[start]

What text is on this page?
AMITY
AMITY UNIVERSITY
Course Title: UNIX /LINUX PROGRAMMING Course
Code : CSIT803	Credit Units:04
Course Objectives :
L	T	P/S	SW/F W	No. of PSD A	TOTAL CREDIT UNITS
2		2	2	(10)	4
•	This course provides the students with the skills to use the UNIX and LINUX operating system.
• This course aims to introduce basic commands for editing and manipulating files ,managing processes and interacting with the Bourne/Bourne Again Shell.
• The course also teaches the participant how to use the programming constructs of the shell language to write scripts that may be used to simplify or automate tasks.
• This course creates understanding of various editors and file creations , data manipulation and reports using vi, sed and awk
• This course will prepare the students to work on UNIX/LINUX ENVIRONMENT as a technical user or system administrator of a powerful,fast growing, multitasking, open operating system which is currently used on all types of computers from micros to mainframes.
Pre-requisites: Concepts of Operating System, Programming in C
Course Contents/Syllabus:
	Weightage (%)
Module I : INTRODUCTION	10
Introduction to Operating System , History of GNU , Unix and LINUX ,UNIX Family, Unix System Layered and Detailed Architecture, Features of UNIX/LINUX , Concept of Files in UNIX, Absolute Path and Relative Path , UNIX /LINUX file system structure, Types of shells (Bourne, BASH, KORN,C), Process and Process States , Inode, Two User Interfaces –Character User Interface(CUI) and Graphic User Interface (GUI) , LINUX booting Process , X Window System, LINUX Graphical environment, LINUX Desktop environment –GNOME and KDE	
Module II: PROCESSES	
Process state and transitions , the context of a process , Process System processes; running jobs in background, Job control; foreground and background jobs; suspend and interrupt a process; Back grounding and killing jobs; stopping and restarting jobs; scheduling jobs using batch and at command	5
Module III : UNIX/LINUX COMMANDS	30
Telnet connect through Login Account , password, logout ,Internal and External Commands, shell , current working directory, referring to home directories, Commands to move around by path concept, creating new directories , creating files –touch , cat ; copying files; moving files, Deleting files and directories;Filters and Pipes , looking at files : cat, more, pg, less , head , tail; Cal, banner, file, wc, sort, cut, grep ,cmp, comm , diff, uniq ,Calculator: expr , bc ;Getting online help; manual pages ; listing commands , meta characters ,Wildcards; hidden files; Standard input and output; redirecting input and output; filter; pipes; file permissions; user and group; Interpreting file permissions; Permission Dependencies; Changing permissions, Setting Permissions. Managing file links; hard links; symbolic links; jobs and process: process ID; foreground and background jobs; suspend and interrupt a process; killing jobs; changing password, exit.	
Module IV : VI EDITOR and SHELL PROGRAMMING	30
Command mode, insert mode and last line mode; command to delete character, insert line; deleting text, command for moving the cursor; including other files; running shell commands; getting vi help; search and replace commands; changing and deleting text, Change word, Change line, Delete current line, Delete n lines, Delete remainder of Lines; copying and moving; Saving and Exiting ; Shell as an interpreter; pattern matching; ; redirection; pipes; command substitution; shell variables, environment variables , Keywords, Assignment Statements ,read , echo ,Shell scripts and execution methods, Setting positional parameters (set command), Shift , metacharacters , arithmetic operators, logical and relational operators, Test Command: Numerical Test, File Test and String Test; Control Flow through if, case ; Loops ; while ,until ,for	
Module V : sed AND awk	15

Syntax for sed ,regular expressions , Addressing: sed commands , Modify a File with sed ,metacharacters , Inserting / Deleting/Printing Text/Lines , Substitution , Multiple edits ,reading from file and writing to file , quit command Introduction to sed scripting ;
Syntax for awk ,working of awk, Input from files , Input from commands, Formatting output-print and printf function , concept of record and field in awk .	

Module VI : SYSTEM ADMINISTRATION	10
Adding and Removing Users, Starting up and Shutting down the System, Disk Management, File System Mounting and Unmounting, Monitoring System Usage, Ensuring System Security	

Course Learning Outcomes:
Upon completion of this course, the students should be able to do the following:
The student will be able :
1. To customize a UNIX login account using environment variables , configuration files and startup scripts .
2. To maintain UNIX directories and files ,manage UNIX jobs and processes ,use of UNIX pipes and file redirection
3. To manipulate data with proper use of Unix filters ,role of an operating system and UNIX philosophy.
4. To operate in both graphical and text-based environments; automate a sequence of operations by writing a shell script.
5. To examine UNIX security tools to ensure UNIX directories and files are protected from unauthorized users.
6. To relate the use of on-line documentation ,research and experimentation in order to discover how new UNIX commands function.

[end]

#### EXERCISE REQUIREMENTS
Output all of the data above without any alteration.

#### EXERCISE ANSWER
What text is on this page?
AMITY
AMITY UNIVERSITY
Course Title: UNIX /LINUX PROGRAMMING Course
Code : CSIT803	Credit Units:04
Course Objectives :
L	T	P/S	SW/F W	No. of PSD A	TOTAL CREDIT UNITS
2		2	2	(10)	4
•	This course provides the students with the skills to use the UNIX and LINUX operating system.
• This course aims to introduce basic commands for editing and manipulating files ,managing processes and interacting with the Bourne/Bourne Again Shell.
• The course also teaches the participant how to use the programming constructs of the shell language to write scripts that may be used to simplify or automate tasks.
• This course creates understanding of various editors and file creations , data manipulation and reports using vi, sed and awk
• This course will prepare the students to work on UNIX/LINUX ENVIRONMENT as a technical user or system administrator of a powerful,fast growing, multitasking, open operating system which is currently used on all types of computers from micros to mainframes.
Pre-requisites: Concepts of Operating System, Programming in C
Course Contents/Syllabus:
	Weightage (%)
Module I : INTRODUCTION	10
Introduction to Operating System , History of GNU , Unix and LINUX ,UNIX Family, Unix System Layered and Detailed Architecture, Features of UNIX/LINUX , Concept of Files in UNIX, Absolute Path and Relative Path , UNIX /LINUX file system structure, Types of shells (Bourne, BASH, KORN,C), Process and Process States , Inode, Two User Interfaces –Character User Interface(CUI) and Graphic User Interface (GUI) , LINUX booting Process , X Window System, LINUX Graphical environment, LINUX Desktop environment –GNOME and KDE	
Module II: PROCESSES	
Process state and transitions , the context of a process , Process System processes; running jobs in background, Job control; foreground and background jobs; suspend and interrupt a process; Back grounding and killing jobs; stopping and restarting jobs; scheduling jobs using batch and at command	5
Module III : UNIX/LINUX COMMANDS	30
Telnet connect through Login Account , password, logout ,Internal and External Commands, shell , current working directory, referring to home directories, Commands to move around by path concept, creating new directories , creating files –touch , cat ; copying files; moving files, Deleting files and directories;Filters and Pipes , looking at files : cat, more, pg, less , head , tail; Cal, banner, file, wc, sort, cut, grep ,cmp, comm , diff, uniq ,Calculator: expr , bc ;Getting online help; manual pages ; listing commands , meta characters ,Wildcards; hidden files; Standard input and output; redirecting input and output; filter; pipes; file permissions; user and group; Interpreting file permissions; Permission Dependencies; Changing permissions, Setting Permissions. Managing file links; hard links; symbolic links; jobs and process: process ID; foreground and background jobs; suspend and interrupt a process; killing jobs; changing password, exit.	
Module IV : VI EDITOR and SHELL PROGRAMMING	30
Command mode, insert mode and last line mode; command to delete character, insert line; deleting text, command for moving the cursor; including other files; running shell commands; getting vi help; search and replace commands; changing and deleting text, Change word, Change line, Delete current line, Delete n lines, Delete remainder of Lines; copying and moving; Saving and Exiting ; Shell as an interpreter; pattern matching; ; redirection; pipes; command substitution; shell variables, environment variables , Keywords, Assignment Statements ,read , echo ,Shell scripts and execution methods, Setting positional parameters (set command), Shift , metacharacters , arithmetic operators, logical and relational operators, Test Command: Numerical Test, File Test and String Test; Control Flow through if, case ; Loops ; while ,until ,for	
Module V : sed AND awk	15

Syntax for sed ,regular expressions , Addressing: sed commands , Modify a File with sed ,metacharacters , Inserting / Deleting/Printing Text/Lines , Substitution , Multiple edits ,reading from file and writing to file , quit command Introduction to sed scripting ;
Syntax for awk ,working of awk, Input from files , Input from commands, Formatting output-print and printf function , concept of record and field in awk .	

Module VI : SYSTEM ADMINISTRATION	10
Adding and Removing Users, Starting up and Shutting down the System, Disk Management, File System Mounting and Unmounting, Monitoring System Usage, Ensuring System Security	

Course Learning Outcomes:
Upon completion of this course, the students should be able to do the following:
The student will be able :
1. To customize a UNIX login account using environment variables , configuration files and startup scripts .
2. To maintain UNIX directories and files ,manage UNIX jobs and processes ,use of UNIX pipes and file redirection
3. To manipulate data with proper use of Unix filters ,role of an operating system and UNIX philosophy.
4. To operate in both graphical and text-based environments; automate a sequence of operations by writing a shell script.
5. To examine UNIX security tools to ensure UNIX directories and files are protected from unauthorized users.
6. To relate the use of on-line documentation ,research and experimentation in order to discover how new UNIX commands function.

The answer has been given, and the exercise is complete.